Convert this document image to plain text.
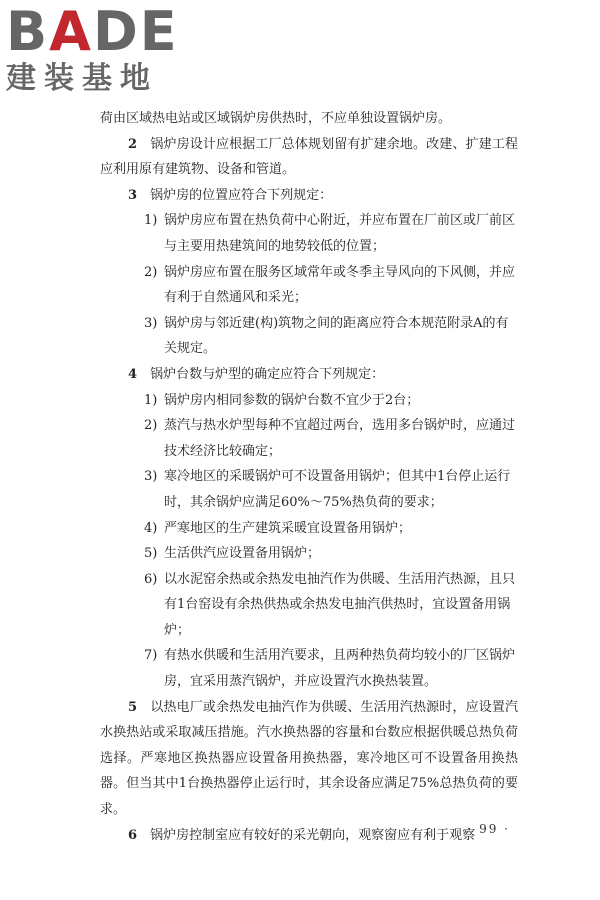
BADE
建装基地

荷由区域热电站或区域锅炉房供热时，不应单独设置锅炉房。

2　 锅炉房设计应根据工厂总体规划留有扩建余地。改建、扩建工程应利用原有建筑物、设备和管道。

3　 锅炉房的位置应符合下列规定：

1) 锅炉房应布置在热负荷中心附近，并应布置在厂前区或厂前区与主要用热建筑间的地势较低的位置；
2) 锅炉房应布置在服务区域常年或冬季主导风向的下风侧，并应有利于自然通风和采光；
3) 锅炉房与邻近建(构)筑物之间的距离应符合本规范附录A的有关规定。

4　 锅炉台数与炉型的确定应符合下列规定：

1) 锅炉房内相同参数的锅炉台数不宜少于2台；
2) 蒸汽与热水炉型每种不宜超过两台，选用多台锅炉时，应通过技术经济比较确定；
3) 寒冷地区的采暖锅炉可不设置备用锅炉；但其中1台停止运行时，其余锅炉应满足60%～75%热负荷的要求；
4) 严寒地区的生产建筑采暖宜设置备用锅炉；
5) 生活供汽应设置备用锅炉；
6) 以水泥窑余热或余热发电抽汽作为供暖、生活用汽热源，且只有1台窑设有余热供热或余热发电抽汽供热时，宜设置备用锅炉；
7) 有热水供暖和生活用汽要求，且两种热负荷均较小的厂区锅炉房，宜采用蒸汽锅炉，并应设置汽水换热装置。

5　 以热电厂或余热发电抽汽作为供暖、生活用汽热源时，应设置汽水换热站或采取减压措施。汽水换热器的容量和台数应根据供暖总热负荷选择。严寒地区换热器应设置备用换热器，寒冷地区可不设置备用换热器。但当其中1台换热器停止运行时，其余设备应满足75%总热负荷的要求。

6　 锅炉房控制室应有较好的采光朝向，观察窗应有利于观察

· 99 ·
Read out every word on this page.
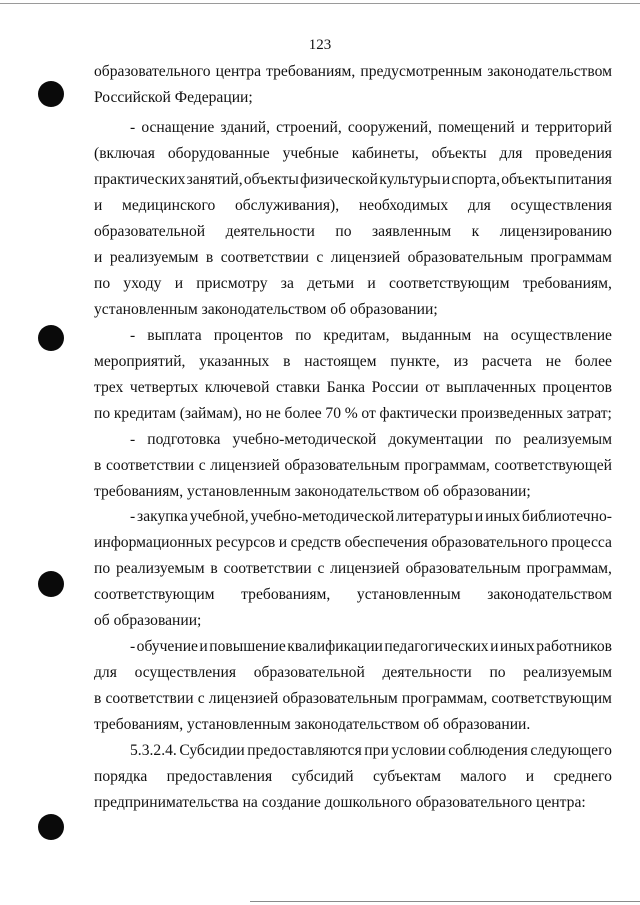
123
образовательного центра требованиям, предусмотренным законодательством
Российской Федерации;
- оснащение зданий, строений, сооружений, помещений и территорий
(включая оборудованные учебные кабинеты, объекты для проведения
практических занятий, объекты физической культуры и спорта, объекты питания
и медицинского обслуживания), необходимых для осуществления
образовательной деятельности по заявленным к лицензированию
и реализуемым в соответствии с лицензией образовательным программам
по уходу и присмотру за детьми и соответствующим требованиям,
установленным законодательством об образовании;
- выплата процентов по кредитам, выданным на осуществление
мероприятий, указанных в настоящем пункте, из расчета не более
трех четвертых ключевой ставки Банка России от выплаченных процентов
по кредитам (займам), но не более 70 % от фактически произведенных затрат;
- подготовка учебно-методической документации по реализуемым
в соответствии с лицензией образовательным программам, соответствующей
требованиям, установленным законодательством об образовании;
- закупка учебной, учебно-методической литературы и иных библиотечно-
информационных ресурсов и средств обеспечения образовательного процесса
по реализуемым в соответствии с лицензией образовательным программам,
соответствующим требованиям, установленным законодательством
об образовании;
- обучение и повышение квалификации педагогических и иных работников
для осуществления образовательной деятельности по реализуемым
в соответствии с лицензией образовательным программам, соответствующим
требованиям, установленным законодательством об образовании.
5.3.2.4. Субсидии предоставляются при условии соблюдения следующего
порядка предоставления субсидий субъектам малого и среднего
предпринимательства на создание дошкольного образовательного центра:
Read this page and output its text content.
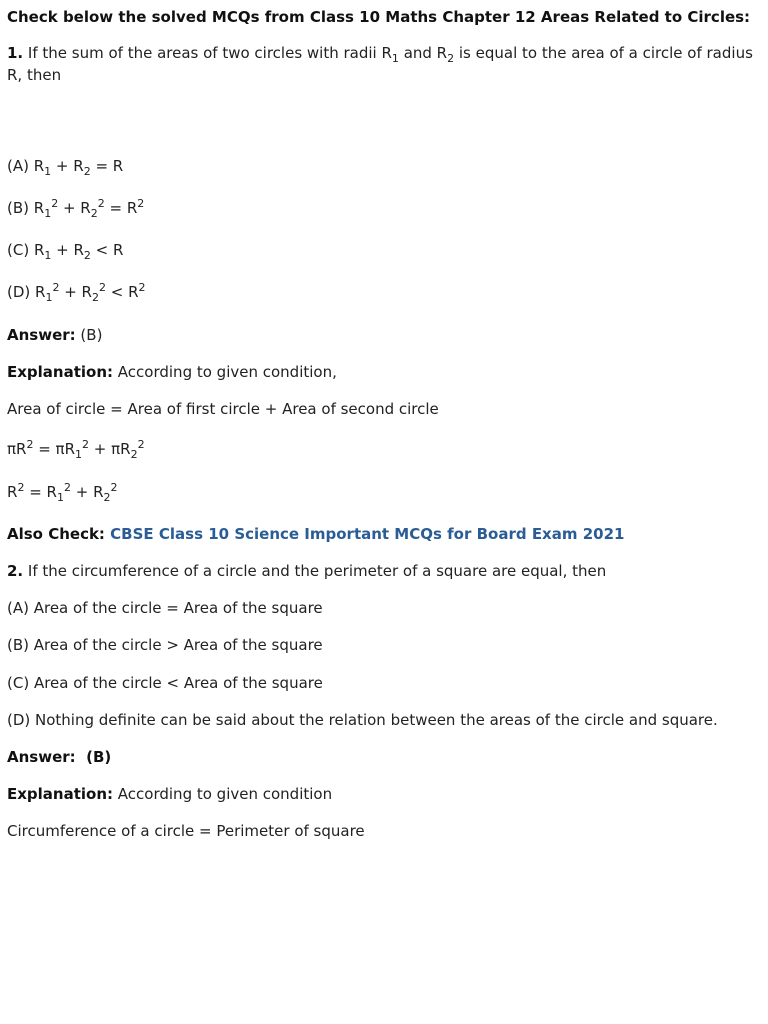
Check below the solved MCQs from Class 10 Maths Chapter 12 Areas Related to Circles:
1. If the sum of the areas of two circles with radii $R_1$ and $R_2$ is equal to the area of a circle of radius R, then
(A) $R_1 + R_2 = R$
(B) $R_1^2 + R_2^2 = R^2$
(C) $R_1 + R_2 < R$
(D) $R_1^2 + R_2^2 < R^2$
Answer: (B)
Explanation: According to given condition,
Area of circle = Area of first circle + Area of second circle
$\pi R^2 = \pi R_1^2 + \pi R_2^2$
$R^2 = R_1^2 + R_2^2$
Also Check: CBSE Class 10 Science Important MCQs for Board Exam 2021
2. If the circumference of a circle and the perimeter of a square are equal, then
(A) Area of the circle = Area of the square
(B) Area of the circle > Area of the square
(C) Area of the circle < Area of the square
(D) Nothing definite can be said about the relation between the areas of the circle and square.
Answer:  (B)
Explanation: According to given condition
Circumference of a circle = Perimeter of square
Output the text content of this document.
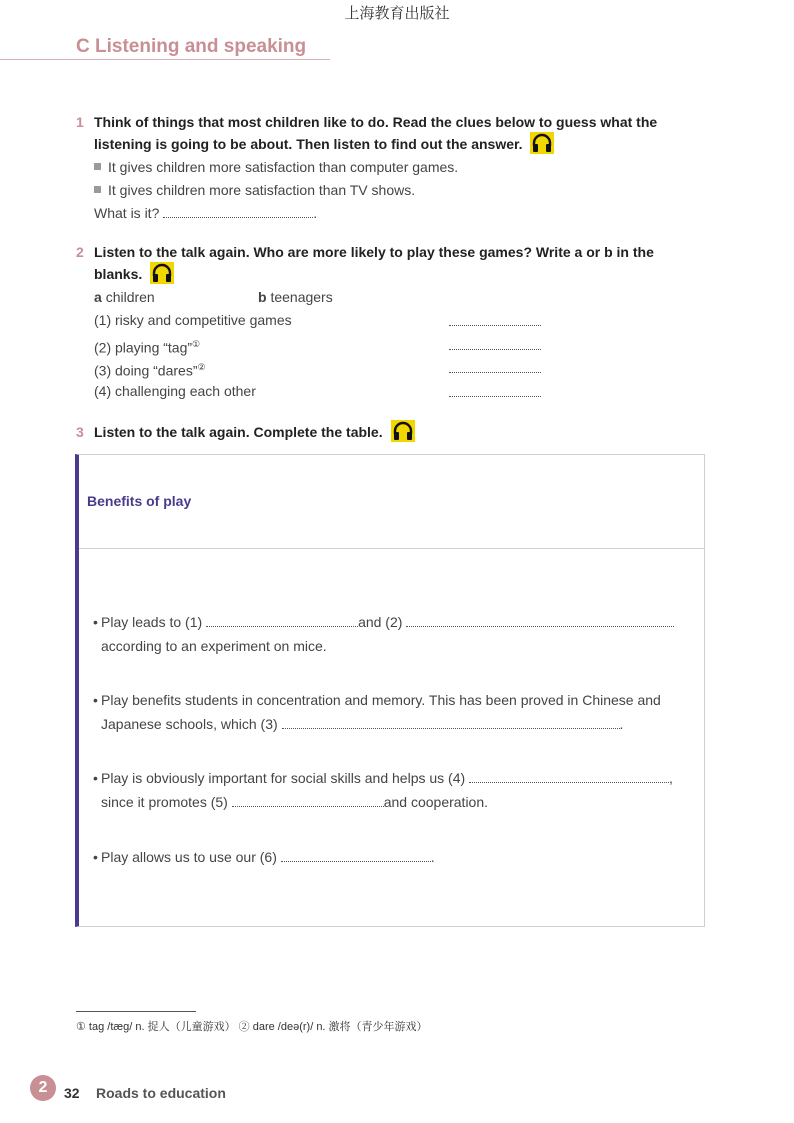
上海教育出版社
C Listening and speaking
1 Think of things that most children like to do. Read the clues below to guess what the listening is going to be about. Then listen to find out the answer.
It gives children more satisfaction than computer games.
It gives children more satisfaction than TV shows.
What is it?	.
2 Listen to the talk again. Who are more likely to play these games? Write a or b in the blanks.
a children	b teenagers
(1) risky and competitive games
(2) playing “tag”①
(3) doing “dares”②
(4) challenging each other
3 Listen to the talk again. Complete the table.
Benefits of play
• Play leads to (1)	and (2)
according to an experiment on mice.
• Play benefits students in concentration and memory. This has been proved in Chinese and
Japanese schools, which (3)	.
• Play is obviously important for social skills and helps us (4)	,
since it promotes (5)	and cooperation.
• Play allows us to use our (6)	.
① tag /tæɡ/ n. 捉人（儿童游戏） ② dare /deə(r)/ n. 激将（青少年游戏）
2	32 Roads to education
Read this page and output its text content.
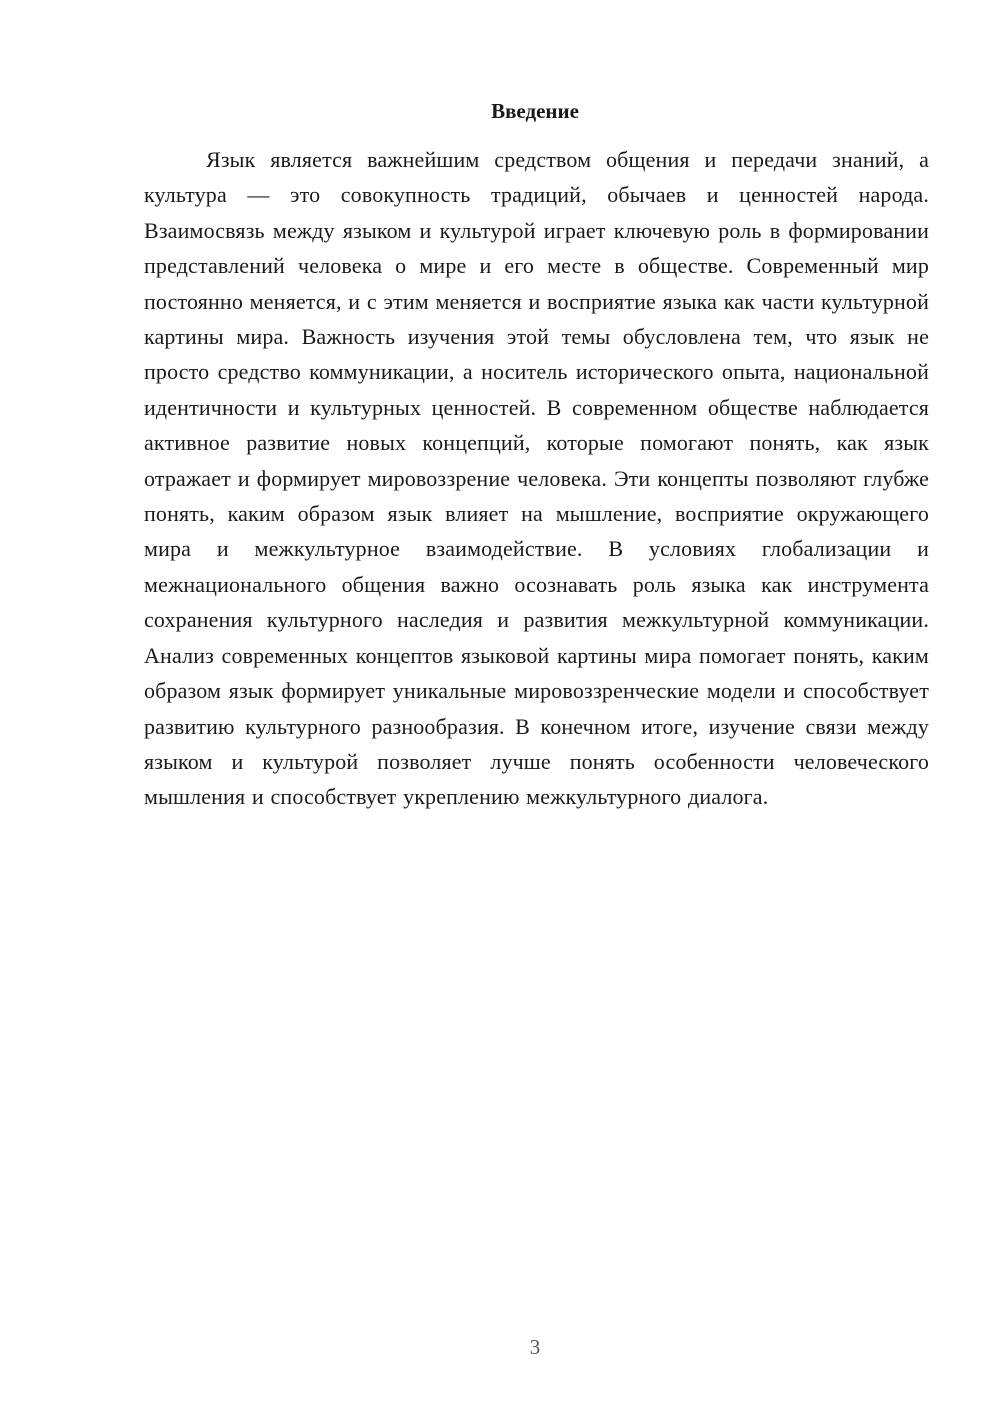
Введение

Язык является важнейшим средством общения и передачи знаний, а культура — это совокупность традиций, обычаев и ценностей народа. Взаимосвязь между языком и культурой играет ключевую роль в формировании представлений человека о мире и его месте в обществе. Современный мир постоянно меняется, и с этим меняется и восприятие языка как части культурной картины мира. Важность изучения этой темы обусловлена тем, что язык не просто средство коммуникации, а носитель исторического опыта, национальной идентичности и культурных ценностей. В современном обществе наблюдается активное развитие новых концепций, которые помогают понять, как язык отражает и формирует мировоззрение человека. Эти концепты позволяют глубже понять, каким образом язык влияет на мышление, восприятие окружающего мира и межкультурное взаимодействие. В условиях глобализации и межнационального общения важно осознавать роль языка как инструмента сохранения культурного наследия и развития межкультурной коммуникации. Анализ современных концептов языковой картины мира помогает понять, каким образом язык формирует уникальные мировоззренческие модели и способствует развитию культурного разнообразия. В конечном итоге, изучение связи между языком и культурой позволяет лучше понять особенности человеческого мышления и способствует укреплению межкультурного диалога.

3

--------

> _Goal of the exercise_
Locate all lines that include the word "Check" and copy them out.

> _Full solution_
Check below the solved MCQs from Class 10 Maths Chapter 12 Areas Related to Circles:
Also Check: CBSE Class 10 Science Important MCQs for Board Exam 2021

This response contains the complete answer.